EXERCISE MATERIALS:
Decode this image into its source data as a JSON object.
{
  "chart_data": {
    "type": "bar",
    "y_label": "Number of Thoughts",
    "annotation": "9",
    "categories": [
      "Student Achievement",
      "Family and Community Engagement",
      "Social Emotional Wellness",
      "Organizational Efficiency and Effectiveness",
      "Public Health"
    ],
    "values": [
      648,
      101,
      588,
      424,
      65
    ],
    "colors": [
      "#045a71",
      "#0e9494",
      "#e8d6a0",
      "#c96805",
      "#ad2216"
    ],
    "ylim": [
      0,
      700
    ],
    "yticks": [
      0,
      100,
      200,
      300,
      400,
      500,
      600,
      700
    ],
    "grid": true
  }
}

PROMPT:
Write the data from above out again, exactly.

RESULT OF THIS TASK:
Decode this image into its source data as a JSON object.
{
  "chart_data": {
    "type": "bar",
    "y_label": "Number of Thoughts",
    "annotation": "9",
    "categories": [
      "Student Achievement",
      "Family and Community Engagement",
      "Social Emotional Wellness",
      "Organizational Efficiency and Effectiveness",
      "Public Health"
    ],
    "values": [
      648,
      101,
      588,
      424,
      65
    ],
    "colors": [
      "#045a71",
      "#0e9494",
      "#e8d6a0",
      "#c96805",
      "#ad2216"
    ],
    "ylim": [
      0,
      700
    ],
    "yticks": [
      0,
      100,
      200,
      300,
      400,
      500,
      600,
      700
    ],
    "grid": true
  }
}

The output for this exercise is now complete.